Begin

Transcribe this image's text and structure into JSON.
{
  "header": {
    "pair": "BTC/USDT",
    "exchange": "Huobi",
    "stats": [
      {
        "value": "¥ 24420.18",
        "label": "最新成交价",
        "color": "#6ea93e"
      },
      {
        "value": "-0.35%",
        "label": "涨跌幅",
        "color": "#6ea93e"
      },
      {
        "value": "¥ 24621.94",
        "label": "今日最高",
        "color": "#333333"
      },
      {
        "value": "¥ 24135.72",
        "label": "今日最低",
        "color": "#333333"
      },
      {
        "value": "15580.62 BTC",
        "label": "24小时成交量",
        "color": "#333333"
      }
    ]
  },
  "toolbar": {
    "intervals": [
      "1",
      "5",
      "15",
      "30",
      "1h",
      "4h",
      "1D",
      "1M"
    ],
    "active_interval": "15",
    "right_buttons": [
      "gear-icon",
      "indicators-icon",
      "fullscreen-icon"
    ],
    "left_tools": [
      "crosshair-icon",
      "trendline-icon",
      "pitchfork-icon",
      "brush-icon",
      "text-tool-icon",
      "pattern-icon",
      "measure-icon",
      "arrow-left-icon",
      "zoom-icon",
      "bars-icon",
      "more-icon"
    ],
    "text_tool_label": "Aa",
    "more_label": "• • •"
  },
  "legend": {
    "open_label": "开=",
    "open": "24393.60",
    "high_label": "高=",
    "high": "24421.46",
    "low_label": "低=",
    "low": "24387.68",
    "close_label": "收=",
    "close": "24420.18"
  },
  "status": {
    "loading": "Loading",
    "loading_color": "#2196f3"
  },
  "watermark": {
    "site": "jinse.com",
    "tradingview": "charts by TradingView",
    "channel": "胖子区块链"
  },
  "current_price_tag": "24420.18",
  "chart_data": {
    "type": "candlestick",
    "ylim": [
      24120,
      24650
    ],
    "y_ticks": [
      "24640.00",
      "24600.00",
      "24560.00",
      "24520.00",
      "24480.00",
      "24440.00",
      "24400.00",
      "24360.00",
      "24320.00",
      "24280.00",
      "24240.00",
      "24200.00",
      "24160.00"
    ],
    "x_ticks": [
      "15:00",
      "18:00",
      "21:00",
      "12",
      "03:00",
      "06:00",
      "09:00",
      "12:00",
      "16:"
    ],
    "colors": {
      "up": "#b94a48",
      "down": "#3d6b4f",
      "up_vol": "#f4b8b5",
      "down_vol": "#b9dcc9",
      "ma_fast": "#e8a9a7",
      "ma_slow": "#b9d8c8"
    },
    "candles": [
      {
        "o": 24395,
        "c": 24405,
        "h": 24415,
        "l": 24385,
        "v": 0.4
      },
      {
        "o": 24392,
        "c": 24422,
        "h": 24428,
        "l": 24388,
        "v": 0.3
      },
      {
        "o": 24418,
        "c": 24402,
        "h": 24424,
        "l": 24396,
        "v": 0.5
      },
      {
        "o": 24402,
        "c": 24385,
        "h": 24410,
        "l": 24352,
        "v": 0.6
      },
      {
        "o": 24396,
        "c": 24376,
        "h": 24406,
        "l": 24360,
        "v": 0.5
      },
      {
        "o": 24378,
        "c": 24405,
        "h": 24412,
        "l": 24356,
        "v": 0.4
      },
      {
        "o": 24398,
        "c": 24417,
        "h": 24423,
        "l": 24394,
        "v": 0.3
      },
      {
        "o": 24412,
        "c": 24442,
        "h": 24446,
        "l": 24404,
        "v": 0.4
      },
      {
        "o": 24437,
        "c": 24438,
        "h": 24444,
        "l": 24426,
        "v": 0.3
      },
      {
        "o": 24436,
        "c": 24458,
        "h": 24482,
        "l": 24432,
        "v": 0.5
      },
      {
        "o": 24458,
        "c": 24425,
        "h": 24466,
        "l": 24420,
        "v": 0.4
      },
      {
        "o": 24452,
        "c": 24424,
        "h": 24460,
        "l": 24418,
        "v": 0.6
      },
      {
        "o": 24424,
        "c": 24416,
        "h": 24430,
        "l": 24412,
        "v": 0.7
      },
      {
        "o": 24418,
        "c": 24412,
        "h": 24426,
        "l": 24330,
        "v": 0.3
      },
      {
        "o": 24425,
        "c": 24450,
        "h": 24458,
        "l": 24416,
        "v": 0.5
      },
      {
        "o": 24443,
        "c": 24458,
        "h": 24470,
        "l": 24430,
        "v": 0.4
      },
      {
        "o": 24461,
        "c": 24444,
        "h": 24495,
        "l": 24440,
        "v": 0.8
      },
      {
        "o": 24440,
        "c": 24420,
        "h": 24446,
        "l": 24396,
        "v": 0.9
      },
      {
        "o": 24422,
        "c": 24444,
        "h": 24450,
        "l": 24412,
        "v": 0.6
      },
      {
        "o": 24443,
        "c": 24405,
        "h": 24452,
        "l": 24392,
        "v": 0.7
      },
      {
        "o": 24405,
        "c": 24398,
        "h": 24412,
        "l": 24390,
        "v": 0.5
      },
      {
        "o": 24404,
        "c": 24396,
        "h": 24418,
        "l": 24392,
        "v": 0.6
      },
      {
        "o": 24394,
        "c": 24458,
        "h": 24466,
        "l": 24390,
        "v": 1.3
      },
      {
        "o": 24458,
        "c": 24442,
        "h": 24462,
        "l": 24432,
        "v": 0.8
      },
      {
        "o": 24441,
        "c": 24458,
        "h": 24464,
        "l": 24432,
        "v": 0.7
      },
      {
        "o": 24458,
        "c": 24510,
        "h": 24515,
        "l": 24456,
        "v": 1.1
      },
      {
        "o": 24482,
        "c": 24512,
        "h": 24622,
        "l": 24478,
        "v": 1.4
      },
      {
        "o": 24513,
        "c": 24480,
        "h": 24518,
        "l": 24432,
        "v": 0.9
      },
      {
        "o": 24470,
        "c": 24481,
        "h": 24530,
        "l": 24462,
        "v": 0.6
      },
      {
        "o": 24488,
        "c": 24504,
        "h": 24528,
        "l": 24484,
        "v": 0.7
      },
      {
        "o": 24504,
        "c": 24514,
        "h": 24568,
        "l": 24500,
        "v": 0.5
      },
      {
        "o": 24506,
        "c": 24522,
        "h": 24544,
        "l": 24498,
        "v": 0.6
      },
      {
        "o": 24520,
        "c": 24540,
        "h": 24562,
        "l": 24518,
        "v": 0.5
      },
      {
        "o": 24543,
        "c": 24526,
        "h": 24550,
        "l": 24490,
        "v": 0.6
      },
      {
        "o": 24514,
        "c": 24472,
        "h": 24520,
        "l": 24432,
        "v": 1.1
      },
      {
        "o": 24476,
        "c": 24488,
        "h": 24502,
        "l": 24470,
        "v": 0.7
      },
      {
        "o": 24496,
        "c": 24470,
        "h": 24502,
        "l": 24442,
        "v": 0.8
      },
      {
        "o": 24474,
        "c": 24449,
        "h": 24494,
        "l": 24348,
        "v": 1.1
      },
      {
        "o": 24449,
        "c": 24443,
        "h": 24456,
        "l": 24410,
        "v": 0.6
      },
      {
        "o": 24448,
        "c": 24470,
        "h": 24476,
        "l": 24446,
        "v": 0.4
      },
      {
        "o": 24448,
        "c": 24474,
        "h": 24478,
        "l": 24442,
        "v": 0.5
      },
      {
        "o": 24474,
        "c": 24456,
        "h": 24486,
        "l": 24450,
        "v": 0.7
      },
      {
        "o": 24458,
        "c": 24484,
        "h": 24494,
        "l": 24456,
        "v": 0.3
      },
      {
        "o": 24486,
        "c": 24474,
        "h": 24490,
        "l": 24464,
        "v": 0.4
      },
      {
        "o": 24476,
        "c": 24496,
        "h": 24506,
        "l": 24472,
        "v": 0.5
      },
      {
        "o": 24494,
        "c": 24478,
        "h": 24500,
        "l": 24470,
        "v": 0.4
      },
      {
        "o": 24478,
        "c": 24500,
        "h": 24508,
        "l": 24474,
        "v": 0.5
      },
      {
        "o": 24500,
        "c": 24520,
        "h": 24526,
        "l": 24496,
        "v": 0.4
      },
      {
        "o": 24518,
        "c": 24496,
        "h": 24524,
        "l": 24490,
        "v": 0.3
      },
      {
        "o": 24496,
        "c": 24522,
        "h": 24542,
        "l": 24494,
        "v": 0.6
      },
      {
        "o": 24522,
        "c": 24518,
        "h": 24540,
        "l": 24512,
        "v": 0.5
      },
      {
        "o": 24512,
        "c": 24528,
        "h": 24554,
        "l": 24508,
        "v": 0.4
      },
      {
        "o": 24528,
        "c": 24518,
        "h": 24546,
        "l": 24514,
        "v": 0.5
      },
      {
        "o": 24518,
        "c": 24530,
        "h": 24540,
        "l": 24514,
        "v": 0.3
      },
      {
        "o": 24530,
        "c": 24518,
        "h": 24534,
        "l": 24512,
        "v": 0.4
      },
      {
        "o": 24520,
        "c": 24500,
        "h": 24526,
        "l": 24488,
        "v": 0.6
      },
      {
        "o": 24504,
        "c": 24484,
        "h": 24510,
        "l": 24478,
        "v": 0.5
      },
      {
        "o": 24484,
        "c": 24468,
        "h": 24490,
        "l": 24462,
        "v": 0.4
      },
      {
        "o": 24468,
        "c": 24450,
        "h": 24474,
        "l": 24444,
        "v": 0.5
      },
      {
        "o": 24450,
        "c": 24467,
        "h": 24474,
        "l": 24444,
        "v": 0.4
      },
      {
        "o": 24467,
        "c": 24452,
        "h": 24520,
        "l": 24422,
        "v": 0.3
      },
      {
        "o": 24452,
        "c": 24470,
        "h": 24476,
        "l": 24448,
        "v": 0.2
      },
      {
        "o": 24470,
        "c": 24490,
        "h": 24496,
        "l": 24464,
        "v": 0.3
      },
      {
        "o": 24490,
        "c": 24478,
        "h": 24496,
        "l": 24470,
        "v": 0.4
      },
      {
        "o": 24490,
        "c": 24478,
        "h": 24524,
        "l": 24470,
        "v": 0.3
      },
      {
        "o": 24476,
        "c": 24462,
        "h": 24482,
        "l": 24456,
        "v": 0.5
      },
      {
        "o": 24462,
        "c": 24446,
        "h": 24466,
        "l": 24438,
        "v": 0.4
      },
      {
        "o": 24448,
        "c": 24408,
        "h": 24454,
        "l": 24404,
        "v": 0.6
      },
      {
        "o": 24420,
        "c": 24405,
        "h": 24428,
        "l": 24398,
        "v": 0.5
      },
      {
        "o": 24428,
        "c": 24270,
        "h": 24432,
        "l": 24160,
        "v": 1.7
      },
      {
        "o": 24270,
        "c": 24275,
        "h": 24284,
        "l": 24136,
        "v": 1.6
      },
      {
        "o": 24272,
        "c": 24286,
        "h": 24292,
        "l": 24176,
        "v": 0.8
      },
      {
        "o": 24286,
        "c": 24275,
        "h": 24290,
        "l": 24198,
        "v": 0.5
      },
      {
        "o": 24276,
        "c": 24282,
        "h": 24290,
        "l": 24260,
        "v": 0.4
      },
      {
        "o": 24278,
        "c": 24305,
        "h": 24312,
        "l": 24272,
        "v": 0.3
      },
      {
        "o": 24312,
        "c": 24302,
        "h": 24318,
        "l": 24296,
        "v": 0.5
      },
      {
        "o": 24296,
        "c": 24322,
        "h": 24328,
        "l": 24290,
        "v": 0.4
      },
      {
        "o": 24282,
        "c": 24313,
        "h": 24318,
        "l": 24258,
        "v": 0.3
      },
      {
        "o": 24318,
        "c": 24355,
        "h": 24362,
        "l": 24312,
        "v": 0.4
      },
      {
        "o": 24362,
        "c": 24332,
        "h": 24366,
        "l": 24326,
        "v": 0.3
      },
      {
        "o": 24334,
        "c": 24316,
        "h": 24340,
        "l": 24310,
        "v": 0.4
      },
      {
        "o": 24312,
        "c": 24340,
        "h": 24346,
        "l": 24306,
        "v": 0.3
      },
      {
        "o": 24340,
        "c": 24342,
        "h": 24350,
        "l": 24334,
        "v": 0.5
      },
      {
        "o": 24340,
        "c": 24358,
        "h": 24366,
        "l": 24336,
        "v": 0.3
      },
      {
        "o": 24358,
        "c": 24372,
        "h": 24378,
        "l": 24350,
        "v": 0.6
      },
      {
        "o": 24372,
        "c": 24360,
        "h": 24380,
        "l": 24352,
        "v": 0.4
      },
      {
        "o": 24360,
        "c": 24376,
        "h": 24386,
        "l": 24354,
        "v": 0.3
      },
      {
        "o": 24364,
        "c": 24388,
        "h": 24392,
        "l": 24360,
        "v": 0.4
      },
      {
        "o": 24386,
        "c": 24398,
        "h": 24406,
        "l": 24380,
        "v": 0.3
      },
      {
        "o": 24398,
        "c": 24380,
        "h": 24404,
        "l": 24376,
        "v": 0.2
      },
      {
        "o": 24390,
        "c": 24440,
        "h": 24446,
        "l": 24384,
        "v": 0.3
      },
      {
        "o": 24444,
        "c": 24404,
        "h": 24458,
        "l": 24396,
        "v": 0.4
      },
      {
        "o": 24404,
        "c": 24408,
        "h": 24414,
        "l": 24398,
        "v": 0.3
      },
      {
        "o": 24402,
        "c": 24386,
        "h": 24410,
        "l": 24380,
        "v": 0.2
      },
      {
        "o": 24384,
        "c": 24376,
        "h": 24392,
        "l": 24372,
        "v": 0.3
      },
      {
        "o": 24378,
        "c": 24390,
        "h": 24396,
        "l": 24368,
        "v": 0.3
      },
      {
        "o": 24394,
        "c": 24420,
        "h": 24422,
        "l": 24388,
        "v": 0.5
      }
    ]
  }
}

End

• Exercise directions
Find how many lines in the records contain the string "value", then give the number alone.

• Answer to the problem
5